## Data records
※ ※ ※

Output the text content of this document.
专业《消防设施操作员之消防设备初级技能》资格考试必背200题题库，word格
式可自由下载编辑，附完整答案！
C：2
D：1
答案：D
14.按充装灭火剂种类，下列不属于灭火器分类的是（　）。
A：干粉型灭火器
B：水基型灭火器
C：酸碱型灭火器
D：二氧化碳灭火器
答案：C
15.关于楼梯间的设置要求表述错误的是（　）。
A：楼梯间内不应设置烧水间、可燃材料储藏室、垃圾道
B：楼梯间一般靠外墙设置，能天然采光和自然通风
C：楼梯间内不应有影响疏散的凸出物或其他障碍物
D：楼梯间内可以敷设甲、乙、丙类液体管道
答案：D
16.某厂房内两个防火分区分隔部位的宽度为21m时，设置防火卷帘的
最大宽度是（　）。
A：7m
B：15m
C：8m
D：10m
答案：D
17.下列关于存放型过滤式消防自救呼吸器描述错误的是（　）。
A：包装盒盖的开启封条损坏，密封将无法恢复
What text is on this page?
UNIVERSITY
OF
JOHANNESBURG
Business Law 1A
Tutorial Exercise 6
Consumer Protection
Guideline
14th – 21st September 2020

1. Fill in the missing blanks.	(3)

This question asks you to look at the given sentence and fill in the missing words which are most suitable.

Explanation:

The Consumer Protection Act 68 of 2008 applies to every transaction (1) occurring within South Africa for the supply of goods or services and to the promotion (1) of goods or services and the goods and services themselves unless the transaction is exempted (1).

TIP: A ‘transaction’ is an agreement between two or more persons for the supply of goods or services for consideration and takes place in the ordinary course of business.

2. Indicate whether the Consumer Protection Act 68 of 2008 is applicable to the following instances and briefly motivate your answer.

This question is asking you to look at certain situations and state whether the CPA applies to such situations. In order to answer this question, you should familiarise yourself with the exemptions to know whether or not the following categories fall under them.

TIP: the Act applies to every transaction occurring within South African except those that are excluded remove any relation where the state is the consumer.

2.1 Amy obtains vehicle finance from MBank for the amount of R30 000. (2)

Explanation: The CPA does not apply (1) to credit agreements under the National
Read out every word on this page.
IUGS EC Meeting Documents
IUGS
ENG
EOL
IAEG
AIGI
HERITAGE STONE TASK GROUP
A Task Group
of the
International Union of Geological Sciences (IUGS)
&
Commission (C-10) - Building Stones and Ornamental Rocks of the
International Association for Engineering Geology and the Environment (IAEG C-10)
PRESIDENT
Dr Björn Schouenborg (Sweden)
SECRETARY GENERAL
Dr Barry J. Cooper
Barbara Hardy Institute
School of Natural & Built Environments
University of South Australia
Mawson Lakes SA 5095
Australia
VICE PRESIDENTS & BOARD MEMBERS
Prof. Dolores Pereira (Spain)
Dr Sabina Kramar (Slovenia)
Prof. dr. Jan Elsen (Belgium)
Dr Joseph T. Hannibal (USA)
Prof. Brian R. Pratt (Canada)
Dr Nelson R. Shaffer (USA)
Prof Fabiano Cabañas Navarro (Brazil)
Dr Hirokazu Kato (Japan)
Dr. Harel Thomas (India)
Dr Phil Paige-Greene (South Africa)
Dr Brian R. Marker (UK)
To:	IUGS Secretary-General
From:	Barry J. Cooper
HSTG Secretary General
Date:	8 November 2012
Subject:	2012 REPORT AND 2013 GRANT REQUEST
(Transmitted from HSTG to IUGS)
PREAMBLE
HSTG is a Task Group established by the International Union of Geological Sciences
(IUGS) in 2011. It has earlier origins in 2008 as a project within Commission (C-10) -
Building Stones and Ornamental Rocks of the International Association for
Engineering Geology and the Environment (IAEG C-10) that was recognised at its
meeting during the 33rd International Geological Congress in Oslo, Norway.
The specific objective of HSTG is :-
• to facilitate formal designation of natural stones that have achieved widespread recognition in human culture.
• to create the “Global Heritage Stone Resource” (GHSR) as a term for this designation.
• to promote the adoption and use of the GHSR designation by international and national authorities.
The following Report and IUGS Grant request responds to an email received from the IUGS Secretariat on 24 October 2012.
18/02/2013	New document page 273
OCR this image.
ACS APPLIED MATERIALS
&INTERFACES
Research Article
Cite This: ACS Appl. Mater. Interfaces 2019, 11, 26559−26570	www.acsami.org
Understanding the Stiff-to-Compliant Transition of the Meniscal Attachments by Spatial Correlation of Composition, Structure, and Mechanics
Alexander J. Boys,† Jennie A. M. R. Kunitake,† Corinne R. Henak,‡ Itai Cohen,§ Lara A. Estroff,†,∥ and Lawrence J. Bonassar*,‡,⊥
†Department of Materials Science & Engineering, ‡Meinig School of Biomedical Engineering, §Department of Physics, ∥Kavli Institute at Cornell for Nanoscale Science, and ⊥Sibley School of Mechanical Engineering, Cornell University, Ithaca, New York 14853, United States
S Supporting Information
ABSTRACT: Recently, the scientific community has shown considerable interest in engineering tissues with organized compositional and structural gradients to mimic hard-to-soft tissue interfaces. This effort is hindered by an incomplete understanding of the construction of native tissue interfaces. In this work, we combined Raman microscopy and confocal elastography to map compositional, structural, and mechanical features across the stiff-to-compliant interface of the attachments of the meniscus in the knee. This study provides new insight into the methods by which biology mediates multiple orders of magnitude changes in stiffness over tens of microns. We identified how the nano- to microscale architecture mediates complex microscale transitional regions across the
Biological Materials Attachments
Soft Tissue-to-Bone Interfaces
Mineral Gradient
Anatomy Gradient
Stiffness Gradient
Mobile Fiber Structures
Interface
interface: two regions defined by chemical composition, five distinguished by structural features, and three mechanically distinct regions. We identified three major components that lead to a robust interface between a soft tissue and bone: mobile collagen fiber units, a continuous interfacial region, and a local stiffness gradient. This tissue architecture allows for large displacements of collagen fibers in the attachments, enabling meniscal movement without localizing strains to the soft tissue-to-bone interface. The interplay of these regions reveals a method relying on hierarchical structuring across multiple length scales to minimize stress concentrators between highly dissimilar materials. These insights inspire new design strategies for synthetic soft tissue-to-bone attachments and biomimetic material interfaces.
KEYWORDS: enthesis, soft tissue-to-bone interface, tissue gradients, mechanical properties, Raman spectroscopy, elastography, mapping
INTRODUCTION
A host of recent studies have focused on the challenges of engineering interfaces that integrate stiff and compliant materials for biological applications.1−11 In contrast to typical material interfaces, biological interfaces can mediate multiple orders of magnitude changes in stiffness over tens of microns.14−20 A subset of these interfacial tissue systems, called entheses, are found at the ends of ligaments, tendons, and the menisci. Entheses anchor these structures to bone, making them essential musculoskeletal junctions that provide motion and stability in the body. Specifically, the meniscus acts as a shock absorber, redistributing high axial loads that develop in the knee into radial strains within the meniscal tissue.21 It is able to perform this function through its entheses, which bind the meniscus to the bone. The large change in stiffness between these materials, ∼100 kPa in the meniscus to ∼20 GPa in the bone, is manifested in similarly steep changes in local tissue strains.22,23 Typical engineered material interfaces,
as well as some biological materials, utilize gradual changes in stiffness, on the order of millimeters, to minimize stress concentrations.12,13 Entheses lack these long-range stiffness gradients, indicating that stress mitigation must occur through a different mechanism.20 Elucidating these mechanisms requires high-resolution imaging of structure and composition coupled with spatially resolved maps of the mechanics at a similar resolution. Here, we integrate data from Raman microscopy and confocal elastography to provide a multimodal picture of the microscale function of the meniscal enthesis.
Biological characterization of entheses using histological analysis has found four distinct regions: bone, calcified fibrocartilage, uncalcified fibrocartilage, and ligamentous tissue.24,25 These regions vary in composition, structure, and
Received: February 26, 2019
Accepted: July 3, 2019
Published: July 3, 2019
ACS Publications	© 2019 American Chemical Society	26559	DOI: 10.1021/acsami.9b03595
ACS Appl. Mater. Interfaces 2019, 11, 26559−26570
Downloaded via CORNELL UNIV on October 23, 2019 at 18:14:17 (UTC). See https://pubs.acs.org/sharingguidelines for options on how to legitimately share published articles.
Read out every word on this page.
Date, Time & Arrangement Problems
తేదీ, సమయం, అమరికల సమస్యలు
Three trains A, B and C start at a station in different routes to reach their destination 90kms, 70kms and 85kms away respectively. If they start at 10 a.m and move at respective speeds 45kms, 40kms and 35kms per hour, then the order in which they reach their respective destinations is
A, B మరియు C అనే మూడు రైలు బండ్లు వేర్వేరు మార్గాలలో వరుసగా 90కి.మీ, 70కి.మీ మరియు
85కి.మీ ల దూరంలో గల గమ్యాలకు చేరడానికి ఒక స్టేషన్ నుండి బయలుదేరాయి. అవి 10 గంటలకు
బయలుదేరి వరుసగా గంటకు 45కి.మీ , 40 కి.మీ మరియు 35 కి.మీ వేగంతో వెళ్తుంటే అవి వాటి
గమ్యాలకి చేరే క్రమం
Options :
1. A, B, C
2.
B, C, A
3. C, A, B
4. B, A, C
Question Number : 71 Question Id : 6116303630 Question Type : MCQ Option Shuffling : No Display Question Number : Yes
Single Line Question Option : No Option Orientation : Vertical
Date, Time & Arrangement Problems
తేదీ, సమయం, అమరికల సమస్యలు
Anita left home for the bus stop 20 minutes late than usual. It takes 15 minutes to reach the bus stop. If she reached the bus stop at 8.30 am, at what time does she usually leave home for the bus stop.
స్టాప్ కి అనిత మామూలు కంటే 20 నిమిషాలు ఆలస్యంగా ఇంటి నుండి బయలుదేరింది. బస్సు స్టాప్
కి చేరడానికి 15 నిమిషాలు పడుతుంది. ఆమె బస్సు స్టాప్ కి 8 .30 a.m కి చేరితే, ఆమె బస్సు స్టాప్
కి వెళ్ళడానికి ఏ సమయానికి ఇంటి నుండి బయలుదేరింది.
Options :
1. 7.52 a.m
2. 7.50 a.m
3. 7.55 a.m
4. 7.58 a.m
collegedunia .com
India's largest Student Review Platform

※ ※ ※

## What is being asked
Search the entries for the word "knee" and pick out every line that holds it.

## Exercise solution
ABSTRACT: Recently, the scientific community has shown considerable interest in engineering tissues with organized compositional and structural gradients to mimic hard-to-soft tissue interfaces. This effort is hindered by an incomplete understanding of the construction of native tissue interfaces. In this work, we combined Raman microscopy and confocal elastography to map compositional, structural, and mechanical features across the stiff-to-compliant interface of the attachments of the meniscus in the knee. This study provides new insight into the methods by which biology mediates multiple orders of magnitude changes in stiffness over tens of microns. We identified how the nano- to microscale architecture mediates complex microscale transitional regions across the
A host of recent studies have focused on the challenges of engineering interfaces that integrate stiff and compliant materials for biological applications.1−11 In contrast to typical material interfaces, biological interfaces can mediate multiple orders of magnitude changes in stiffness over tens of microns.14−20 A subset of these interfacial tissue systems, called entheses, are found at the ends of ligaments, tendons, and the menisci. Entheses anchor these structures to bone, making them essential musculoskeletal junctions that provide motion and stability in the body. Specifically, the meniscus acts as a shock absorber, redistributing high axial loads that develop in the knee into radial strains within the meniscal tissue.21 It is able to perform this function through its entheses, which bind the meniscus to the bone. The large change in stiffness between these materials, ∼100 kPa in the meniscus to ∼20 GPa in the bone, is manifested in similarly steep changes in local tissue strains.22,23 Typical engineered material interfaces,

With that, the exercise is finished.